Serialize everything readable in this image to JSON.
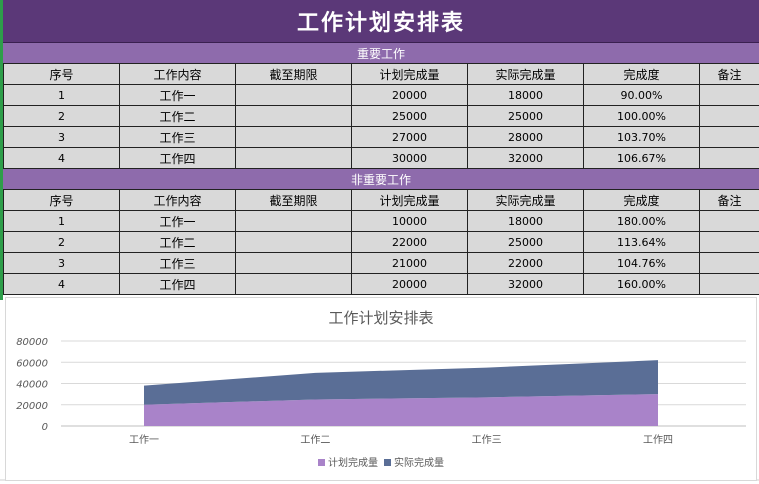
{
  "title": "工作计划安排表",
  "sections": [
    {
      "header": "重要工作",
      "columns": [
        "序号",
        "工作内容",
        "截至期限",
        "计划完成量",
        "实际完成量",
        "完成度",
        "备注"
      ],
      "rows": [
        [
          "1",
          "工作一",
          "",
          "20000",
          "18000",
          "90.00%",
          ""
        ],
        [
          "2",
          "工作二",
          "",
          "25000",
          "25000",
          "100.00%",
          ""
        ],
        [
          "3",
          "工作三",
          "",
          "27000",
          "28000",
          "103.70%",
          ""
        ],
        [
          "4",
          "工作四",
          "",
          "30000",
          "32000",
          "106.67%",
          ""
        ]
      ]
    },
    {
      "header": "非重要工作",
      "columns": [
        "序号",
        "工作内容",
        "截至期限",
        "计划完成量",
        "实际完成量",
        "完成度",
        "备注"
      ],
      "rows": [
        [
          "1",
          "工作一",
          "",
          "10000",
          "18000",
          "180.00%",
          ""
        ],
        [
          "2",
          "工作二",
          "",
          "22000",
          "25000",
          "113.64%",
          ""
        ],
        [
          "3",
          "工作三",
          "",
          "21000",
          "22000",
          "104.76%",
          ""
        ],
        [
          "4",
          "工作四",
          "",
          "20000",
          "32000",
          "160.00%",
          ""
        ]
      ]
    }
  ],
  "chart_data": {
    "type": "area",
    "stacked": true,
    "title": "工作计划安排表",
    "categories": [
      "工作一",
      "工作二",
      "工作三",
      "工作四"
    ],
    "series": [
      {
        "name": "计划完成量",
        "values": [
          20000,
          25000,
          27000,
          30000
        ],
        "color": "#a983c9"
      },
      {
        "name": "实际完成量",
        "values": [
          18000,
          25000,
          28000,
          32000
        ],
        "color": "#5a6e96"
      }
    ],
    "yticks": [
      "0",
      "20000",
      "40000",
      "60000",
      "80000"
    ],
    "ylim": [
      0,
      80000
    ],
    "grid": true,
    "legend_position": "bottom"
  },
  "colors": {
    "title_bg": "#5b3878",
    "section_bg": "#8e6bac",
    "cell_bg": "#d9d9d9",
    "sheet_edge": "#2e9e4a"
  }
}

□ □ □

WHAT THIS TASK INVOLVES —
Return the listing above in full and without alteration, excluding its pictures.

SOLVED PROBLEM —
Serialize everything readable in this image to JSON.
{
  "title": "工作计划安排表",
  "sections": [
    {
      "header": "重要工作",
      "columns": [
        "序号",
        "工作内容",
        "截至期限",
        "计划完成量",
        "实际完成量",
        "完成度",
        "备注"
      ],
      "rows": [
        [
          "1",
          "工作一",
          "",
          "20000",
          "18000",
          "90.00%",
          ""
        ],
        [
          "2",
          "工作二",
          "",
          "25000",
          "25000",
          "100.00%",
          ""
        ],
        [
          "3",
          "工作三",
          "",
          "27000",
          "28000",
          "103.70%",
          ""
        ],
        [
          "4",
          "工作四",
          "",
          "30000",
          "32000",
          "106.67%",
          ""
        ]
      ]
    },
    {
      "header": "非重要工作",
      "columns": [
        "序号",
        "工作内容",
        "截至期限",
        "计划完成量",
        "实际完成量",
        "完成度",
        "备注"
      ],
      "rows": [
        [
          "1",
          "工作一",
          "",
          "10000",
          "18000",
          "180.00%",
          ""
        ],
        [
          "2",
          "工作二",
          "",
          "22000",
          "25000",
          "113.64%",
          ""
        ],
        [
          "3",
          "工作三",
          "",
          "21000",
          "22000",
          "104.76%",
          ""
        ],
        [
          "4",
          "工作四",
          "",
          "20000",
          "32000",
          "160.00%",
          ""
        ]
      ]
    }
  ],
  "chart_data": {
    "type": "area",
    "stacked": true,
    "title": "工作计划安排表",
    "categories": [
      "工作一",
      "工作二",
      "工作三",
      "工作四"
    ],
    "series": [
      {
        "name": "计划完成量",
        "values": [
          20000,
          25000,
          27000,
          30000
        ],
        "color": "#a983c9"
      },
      {
        "name": "实际完成量",
        "values": [
          18000,
          25000,
          28000,
          32000
        ],
        "color": "#5a6e96"
      }
    ],
    "yticks": [
      "0",
      "20000",
      "40000",
      "60000",
      "80000"
    ],
    "ylim": [
      0,
      80000
    ],
    "grid": true,
    "legend_position": "bottom"
  },
  "colors": {
    "title_bg": "#5b3878",
    "section_bg": "#8e6bac",
    "cell_bg": "#d9d9d9",
    "sheet_edge": "#2e9e4a"
  }
}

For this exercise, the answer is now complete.